* **DIRECTIONS**
Records follow. Pull out every line that contains "减少反应物之间的接触面积".

* **DATASET ROWS**
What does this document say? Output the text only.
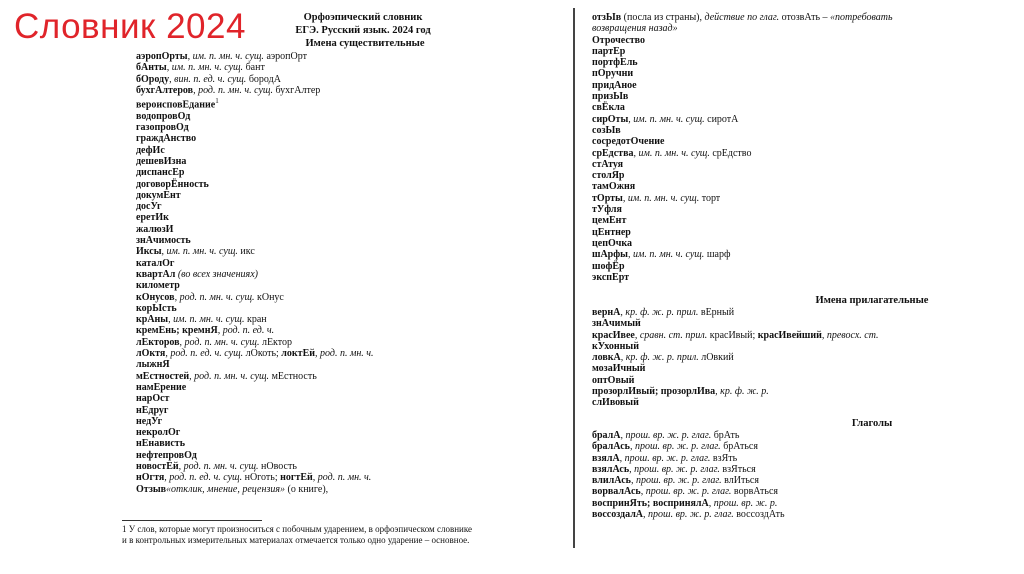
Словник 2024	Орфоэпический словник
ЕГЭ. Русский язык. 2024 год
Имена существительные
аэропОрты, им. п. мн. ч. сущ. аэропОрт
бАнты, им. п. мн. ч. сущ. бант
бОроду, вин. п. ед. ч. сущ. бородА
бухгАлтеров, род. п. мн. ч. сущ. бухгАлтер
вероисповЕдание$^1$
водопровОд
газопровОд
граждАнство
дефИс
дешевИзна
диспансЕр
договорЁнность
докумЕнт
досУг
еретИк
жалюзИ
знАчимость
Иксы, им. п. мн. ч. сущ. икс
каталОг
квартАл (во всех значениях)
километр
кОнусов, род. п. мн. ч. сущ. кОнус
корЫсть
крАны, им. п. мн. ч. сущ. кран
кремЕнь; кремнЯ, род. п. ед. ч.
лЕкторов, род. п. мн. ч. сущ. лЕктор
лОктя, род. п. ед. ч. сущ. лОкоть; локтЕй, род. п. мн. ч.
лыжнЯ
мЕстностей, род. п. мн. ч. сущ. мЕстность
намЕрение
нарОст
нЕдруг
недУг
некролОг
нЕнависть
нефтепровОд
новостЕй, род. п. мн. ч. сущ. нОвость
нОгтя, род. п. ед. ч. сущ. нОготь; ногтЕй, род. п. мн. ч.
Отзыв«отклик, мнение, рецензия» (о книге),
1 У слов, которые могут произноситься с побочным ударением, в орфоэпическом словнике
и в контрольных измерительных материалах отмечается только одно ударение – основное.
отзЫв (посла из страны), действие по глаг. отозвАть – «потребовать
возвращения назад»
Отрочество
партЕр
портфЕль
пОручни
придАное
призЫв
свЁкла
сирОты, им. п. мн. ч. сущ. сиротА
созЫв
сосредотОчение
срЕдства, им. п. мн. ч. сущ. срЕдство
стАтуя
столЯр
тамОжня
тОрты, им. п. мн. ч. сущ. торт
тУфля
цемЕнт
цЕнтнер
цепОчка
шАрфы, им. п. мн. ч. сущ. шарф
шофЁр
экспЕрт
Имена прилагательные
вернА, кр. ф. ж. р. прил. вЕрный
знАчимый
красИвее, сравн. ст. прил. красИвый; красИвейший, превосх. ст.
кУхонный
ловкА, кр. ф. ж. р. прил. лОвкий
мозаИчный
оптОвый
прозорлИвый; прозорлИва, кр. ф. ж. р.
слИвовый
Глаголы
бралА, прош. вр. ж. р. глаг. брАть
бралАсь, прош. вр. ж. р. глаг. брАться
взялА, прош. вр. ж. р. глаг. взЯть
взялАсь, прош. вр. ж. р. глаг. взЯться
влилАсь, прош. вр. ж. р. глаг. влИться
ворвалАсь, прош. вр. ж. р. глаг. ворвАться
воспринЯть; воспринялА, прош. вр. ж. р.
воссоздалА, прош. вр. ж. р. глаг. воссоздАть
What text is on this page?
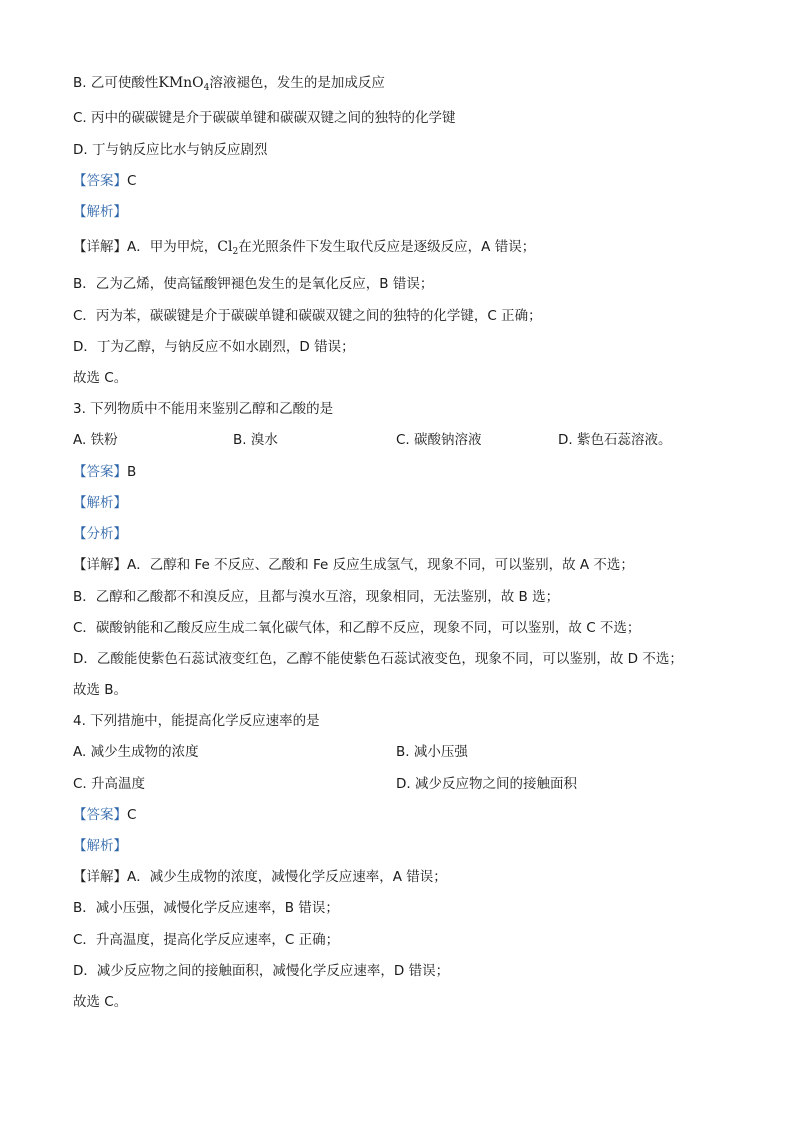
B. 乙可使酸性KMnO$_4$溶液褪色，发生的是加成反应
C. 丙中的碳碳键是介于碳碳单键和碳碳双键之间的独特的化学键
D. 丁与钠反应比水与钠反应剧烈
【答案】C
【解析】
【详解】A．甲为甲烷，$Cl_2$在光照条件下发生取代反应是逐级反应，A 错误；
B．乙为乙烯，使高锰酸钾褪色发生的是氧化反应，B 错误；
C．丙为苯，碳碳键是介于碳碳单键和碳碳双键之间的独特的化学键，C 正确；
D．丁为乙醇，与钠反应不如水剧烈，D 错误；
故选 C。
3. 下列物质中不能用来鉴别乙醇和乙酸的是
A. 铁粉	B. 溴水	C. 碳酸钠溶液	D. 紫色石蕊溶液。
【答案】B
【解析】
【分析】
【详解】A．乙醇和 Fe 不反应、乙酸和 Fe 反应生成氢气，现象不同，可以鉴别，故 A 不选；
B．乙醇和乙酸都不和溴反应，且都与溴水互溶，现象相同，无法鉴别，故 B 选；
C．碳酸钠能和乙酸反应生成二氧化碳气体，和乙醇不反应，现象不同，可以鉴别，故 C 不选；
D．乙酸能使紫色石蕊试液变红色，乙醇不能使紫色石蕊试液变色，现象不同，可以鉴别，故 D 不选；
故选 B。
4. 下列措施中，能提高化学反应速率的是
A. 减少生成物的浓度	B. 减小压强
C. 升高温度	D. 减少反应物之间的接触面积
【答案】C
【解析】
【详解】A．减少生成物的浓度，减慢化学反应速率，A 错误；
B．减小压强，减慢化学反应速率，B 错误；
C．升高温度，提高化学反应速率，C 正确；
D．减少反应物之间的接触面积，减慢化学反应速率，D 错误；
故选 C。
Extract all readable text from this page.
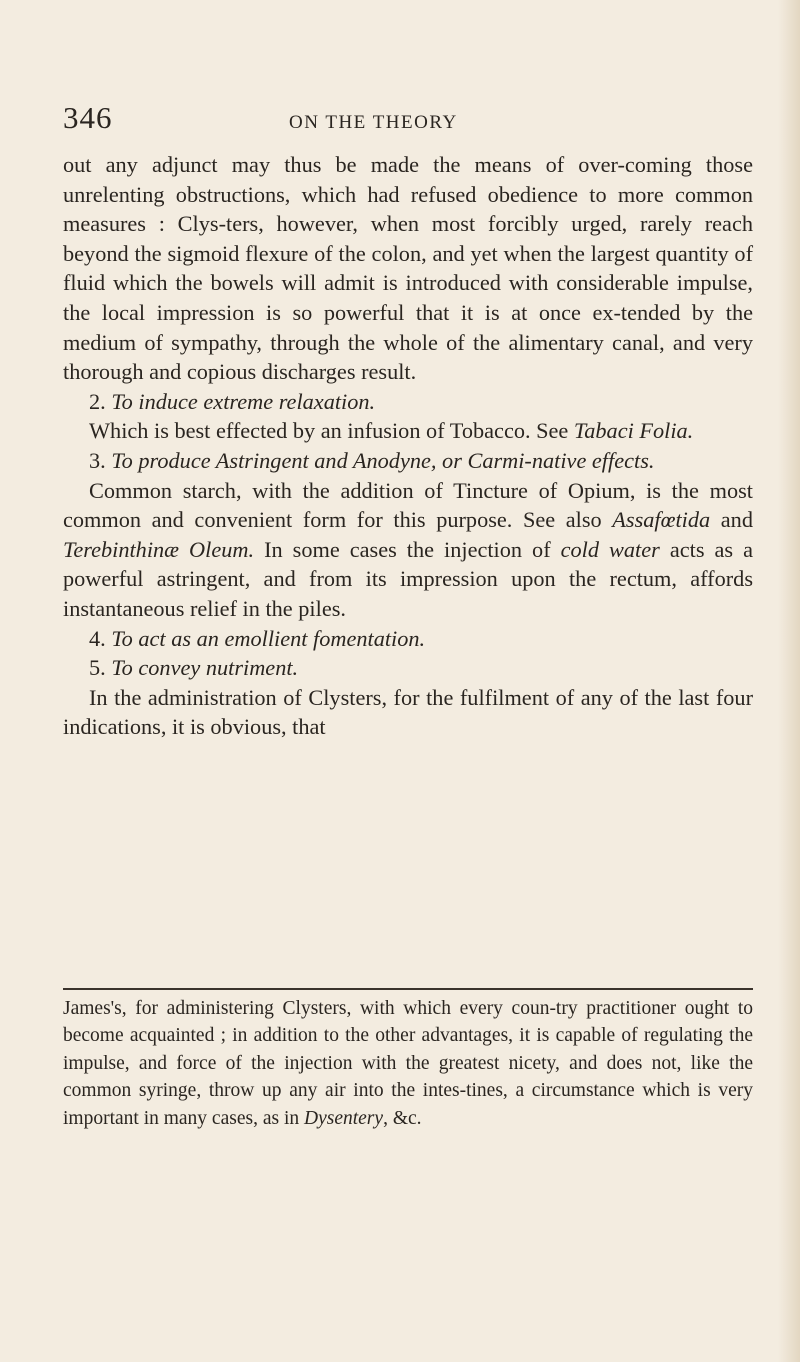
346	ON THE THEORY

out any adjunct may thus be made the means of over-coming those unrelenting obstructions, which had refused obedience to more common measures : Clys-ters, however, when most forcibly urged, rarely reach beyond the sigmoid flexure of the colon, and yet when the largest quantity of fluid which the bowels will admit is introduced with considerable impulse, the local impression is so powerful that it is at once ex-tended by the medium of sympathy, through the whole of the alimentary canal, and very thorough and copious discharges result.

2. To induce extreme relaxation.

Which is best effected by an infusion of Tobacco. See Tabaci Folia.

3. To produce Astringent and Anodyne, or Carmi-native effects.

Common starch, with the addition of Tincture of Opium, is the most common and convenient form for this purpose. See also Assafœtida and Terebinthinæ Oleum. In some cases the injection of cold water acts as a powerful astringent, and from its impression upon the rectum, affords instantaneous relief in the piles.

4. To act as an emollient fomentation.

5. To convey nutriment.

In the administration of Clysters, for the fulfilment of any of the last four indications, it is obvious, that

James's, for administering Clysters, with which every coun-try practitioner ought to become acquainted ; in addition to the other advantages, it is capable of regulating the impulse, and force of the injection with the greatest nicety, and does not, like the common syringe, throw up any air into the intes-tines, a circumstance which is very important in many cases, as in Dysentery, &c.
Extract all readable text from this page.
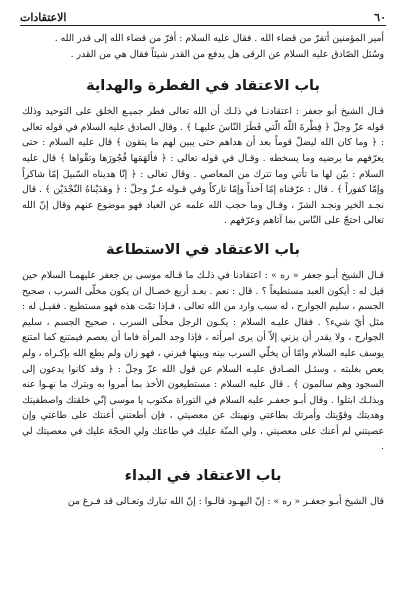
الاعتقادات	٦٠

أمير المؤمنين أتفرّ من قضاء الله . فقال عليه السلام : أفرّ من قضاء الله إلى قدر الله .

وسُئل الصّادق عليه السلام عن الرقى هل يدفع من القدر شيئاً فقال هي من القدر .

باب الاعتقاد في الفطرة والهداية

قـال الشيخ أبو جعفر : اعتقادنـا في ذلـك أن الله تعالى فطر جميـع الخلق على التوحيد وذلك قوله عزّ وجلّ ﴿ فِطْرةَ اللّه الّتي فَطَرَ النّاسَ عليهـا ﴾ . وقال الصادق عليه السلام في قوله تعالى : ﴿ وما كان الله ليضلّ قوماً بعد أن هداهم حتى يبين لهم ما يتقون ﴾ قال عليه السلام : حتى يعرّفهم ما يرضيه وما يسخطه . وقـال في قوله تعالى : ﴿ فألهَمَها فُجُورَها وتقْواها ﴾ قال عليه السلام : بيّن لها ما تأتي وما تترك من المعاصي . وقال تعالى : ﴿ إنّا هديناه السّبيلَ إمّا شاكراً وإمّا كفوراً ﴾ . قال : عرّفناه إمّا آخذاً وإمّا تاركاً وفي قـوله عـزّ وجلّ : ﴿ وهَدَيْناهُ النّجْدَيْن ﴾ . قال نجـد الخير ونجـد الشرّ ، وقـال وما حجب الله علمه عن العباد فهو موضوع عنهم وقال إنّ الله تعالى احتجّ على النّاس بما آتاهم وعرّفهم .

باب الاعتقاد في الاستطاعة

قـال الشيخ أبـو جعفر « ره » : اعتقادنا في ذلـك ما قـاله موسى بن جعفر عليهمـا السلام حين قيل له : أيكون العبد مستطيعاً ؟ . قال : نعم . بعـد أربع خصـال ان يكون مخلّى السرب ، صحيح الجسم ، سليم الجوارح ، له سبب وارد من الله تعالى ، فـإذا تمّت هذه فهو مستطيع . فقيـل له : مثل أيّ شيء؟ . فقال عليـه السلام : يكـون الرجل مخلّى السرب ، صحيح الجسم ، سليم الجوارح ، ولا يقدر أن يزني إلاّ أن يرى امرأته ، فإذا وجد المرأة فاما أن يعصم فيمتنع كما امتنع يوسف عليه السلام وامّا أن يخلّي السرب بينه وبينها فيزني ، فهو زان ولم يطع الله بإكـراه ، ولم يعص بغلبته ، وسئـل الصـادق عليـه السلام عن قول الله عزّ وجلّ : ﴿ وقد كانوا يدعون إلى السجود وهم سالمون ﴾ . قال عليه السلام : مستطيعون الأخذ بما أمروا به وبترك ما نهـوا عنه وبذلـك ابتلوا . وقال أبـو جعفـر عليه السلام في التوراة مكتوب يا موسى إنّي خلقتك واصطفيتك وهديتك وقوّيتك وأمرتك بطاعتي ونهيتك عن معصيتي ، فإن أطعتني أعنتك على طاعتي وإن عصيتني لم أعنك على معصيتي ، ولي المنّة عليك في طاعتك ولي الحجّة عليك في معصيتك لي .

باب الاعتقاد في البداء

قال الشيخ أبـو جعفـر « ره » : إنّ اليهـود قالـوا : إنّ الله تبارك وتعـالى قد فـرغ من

* **TASK RESPONSE**
C. 升高温度	D. 减少反应物之间的接触面积
D．减少反应物之间的接触面积，减慢化学反应速率，D 错误；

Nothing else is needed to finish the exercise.